Objective -> Find each line containing the word "территорий" and report how many there are. Add nothing else.

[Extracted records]
---
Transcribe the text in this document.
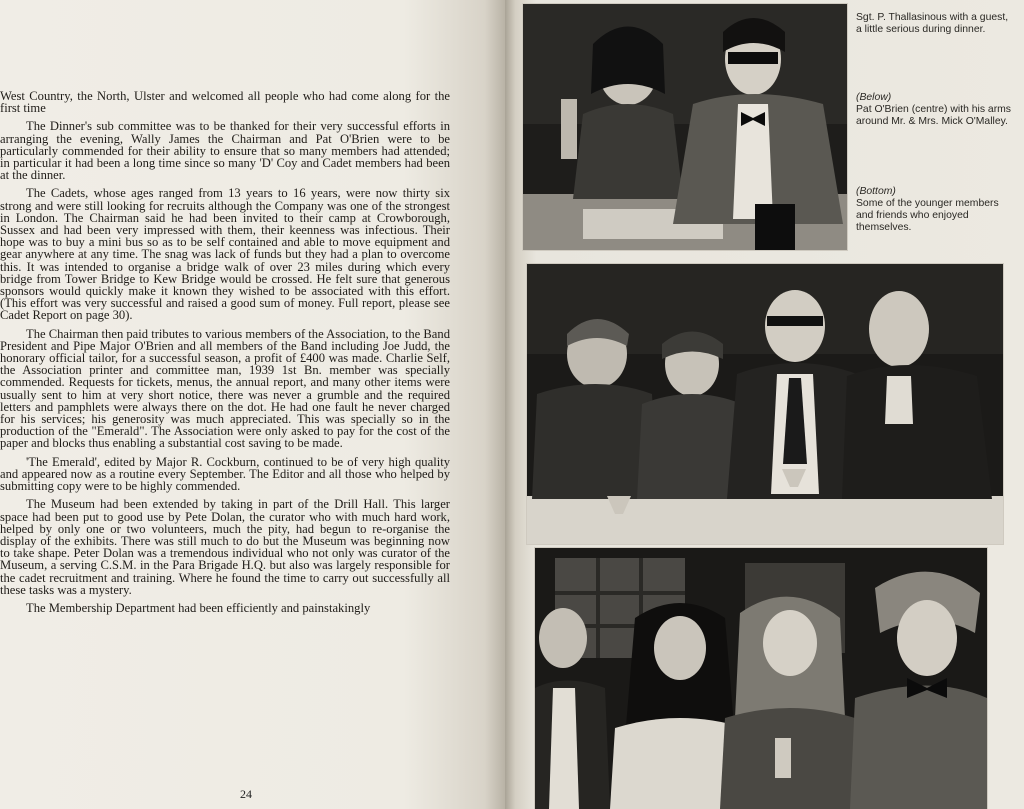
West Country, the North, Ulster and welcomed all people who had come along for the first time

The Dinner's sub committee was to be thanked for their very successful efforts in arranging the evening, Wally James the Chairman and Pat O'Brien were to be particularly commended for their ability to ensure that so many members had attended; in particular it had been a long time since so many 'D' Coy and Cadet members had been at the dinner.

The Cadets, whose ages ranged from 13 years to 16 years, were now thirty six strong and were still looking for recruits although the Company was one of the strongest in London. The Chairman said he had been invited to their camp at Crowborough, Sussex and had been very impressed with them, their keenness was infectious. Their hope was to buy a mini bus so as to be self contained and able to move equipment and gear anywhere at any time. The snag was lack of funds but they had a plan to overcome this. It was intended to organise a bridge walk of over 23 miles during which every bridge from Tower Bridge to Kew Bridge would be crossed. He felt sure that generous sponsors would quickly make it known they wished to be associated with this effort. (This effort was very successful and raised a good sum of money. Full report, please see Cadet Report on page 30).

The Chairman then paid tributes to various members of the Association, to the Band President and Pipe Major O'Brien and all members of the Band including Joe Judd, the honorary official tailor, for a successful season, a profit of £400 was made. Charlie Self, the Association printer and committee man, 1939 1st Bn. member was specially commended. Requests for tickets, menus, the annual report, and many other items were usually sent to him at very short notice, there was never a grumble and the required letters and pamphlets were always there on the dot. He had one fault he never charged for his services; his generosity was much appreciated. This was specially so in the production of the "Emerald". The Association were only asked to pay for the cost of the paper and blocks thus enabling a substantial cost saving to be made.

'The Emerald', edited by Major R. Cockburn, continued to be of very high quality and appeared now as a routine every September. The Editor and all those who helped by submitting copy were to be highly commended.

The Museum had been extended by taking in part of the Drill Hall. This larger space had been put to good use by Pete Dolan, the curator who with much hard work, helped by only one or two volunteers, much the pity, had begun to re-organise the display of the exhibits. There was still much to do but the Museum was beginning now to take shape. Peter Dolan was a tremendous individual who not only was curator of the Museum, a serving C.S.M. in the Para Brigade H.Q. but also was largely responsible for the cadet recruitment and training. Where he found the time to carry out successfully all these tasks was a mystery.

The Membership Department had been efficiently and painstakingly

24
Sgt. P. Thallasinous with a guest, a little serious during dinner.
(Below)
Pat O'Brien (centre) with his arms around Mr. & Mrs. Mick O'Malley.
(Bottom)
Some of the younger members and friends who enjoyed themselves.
---
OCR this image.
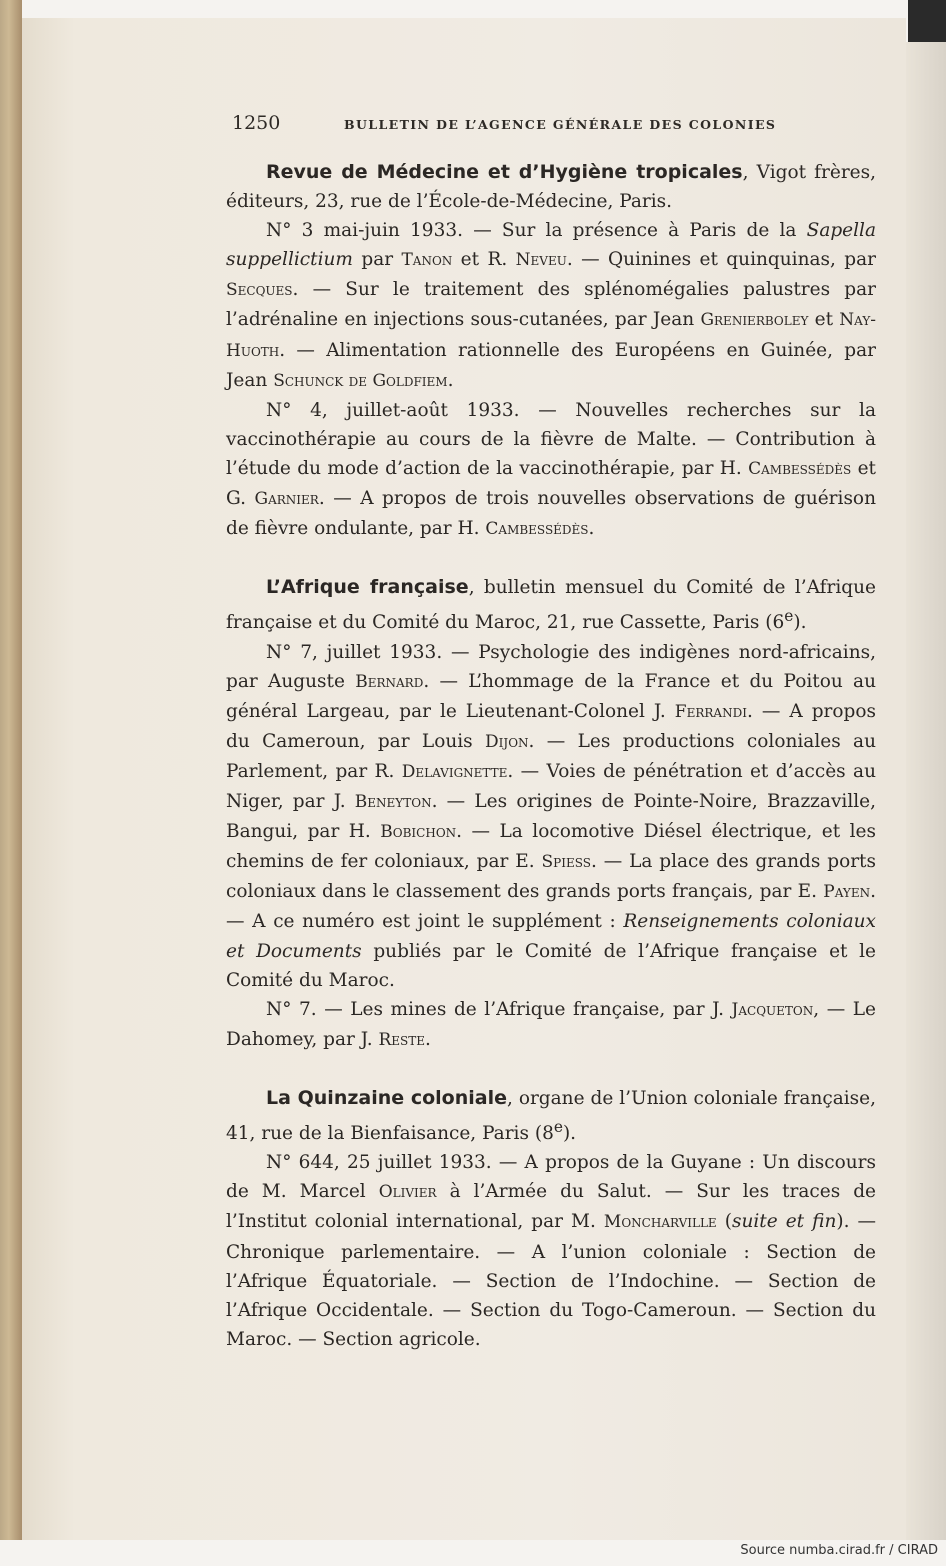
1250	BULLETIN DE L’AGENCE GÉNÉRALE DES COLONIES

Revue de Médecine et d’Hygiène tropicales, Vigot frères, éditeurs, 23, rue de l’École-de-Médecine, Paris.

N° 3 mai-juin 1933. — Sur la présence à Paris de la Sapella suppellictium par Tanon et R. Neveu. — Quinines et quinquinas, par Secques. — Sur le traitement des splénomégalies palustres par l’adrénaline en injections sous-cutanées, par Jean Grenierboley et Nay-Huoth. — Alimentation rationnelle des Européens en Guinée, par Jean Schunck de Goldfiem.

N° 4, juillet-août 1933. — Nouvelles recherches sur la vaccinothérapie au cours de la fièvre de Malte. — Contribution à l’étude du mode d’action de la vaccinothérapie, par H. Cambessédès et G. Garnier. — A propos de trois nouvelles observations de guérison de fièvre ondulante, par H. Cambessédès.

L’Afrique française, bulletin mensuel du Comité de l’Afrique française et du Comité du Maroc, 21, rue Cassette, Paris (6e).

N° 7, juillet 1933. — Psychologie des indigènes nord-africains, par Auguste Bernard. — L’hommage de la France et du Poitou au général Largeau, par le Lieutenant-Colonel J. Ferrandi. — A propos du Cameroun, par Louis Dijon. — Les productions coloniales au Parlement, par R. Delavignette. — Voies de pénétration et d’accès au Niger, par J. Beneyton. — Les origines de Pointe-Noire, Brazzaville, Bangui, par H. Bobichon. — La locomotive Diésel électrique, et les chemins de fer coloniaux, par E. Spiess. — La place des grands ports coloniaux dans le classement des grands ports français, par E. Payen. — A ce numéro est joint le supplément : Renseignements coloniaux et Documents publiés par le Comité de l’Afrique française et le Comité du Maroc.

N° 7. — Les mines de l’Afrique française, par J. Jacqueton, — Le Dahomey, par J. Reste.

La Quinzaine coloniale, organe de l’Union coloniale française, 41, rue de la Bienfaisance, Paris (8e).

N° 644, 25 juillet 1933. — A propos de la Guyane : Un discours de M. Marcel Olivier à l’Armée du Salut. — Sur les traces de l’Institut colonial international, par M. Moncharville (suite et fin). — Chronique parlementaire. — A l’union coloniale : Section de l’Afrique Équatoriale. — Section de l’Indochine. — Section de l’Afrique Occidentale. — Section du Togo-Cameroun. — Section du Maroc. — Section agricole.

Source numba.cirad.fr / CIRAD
---
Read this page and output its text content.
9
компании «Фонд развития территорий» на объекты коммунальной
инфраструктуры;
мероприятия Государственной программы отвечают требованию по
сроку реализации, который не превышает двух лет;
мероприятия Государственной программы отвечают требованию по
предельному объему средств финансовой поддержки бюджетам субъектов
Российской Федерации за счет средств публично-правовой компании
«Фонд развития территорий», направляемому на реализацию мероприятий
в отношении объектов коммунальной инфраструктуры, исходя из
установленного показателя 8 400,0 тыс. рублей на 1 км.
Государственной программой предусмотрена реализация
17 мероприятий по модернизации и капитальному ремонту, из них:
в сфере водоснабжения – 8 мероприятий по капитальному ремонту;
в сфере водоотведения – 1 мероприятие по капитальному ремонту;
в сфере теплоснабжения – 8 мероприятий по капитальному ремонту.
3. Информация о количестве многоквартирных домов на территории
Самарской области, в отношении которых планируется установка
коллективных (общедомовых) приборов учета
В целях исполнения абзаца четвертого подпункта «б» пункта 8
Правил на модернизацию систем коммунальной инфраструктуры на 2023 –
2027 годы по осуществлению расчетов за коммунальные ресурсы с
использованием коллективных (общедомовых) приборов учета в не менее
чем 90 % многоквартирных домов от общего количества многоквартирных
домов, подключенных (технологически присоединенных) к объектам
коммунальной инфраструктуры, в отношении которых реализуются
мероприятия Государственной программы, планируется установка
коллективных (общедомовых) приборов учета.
---
Written solution -> 2